- [Problem description] Retype each entry below exactly as it stands.

- [Records shown]
--- Begin ---
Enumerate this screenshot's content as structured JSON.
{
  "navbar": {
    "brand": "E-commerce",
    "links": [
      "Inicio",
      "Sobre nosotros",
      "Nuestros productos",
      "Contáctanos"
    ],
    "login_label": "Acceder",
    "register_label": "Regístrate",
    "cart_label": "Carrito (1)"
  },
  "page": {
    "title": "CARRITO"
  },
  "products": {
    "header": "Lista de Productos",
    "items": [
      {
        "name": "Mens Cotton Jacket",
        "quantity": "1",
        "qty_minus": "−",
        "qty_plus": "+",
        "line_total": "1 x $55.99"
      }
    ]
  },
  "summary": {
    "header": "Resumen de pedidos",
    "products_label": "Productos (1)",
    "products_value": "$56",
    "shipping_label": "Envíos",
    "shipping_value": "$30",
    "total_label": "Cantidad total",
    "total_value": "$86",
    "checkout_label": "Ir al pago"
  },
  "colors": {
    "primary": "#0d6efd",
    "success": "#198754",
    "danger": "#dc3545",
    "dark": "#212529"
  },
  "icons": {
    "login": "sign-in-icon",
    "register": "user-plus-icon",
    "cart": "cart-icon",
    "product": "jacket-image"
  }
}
--- End ---
- [The completed task]
Enumerate this screenshot's content as structured JSON.
{
  "navbar": {
    "brand": "E-commerce",
    "links": [
      "Inicio",
      "Sobre nosotros",
      "Nuestros productos",
      "Contáctanos"
    ],
    "login_label": "Acceder",
    "register_label": "Regístrate",
    "cart_label": "Carrito (1)"
  },
  "page": {
    "title": "CARRITO"
  },
  "products": {
    "header": "Lista de Productos",
    "items": [
      {
        "name": "Mens Cotton Jacket",
        "quantity": "1",
        "qty_minus": "−",
        "qty_plus": "+",
        "line_total": "1 x $55.99"
      }
    ]
  },
  "summary": {
    "header": "Resumen de pedidos",
    "products_label": "Productos (1)",
    "products_value": "$56",
    "shipping_label": "Envíos",
    "shipping_value": "$30",
    "total_label": "Cantidad total",
    "total_value": "$86",
    "checkout_label": "Ir al pago"
  },
  "colors": {
    "primary": "#0d6efd",
    "success": "#198754",
    "danger": "#dc3545",
    "dark": "#212529"
  },
  "icons": {
    "login": "sign-in-icon",
    "register": "user-plus-icon",
    "cart": "cart-icon",
    "product": "jacket-image"
  }
}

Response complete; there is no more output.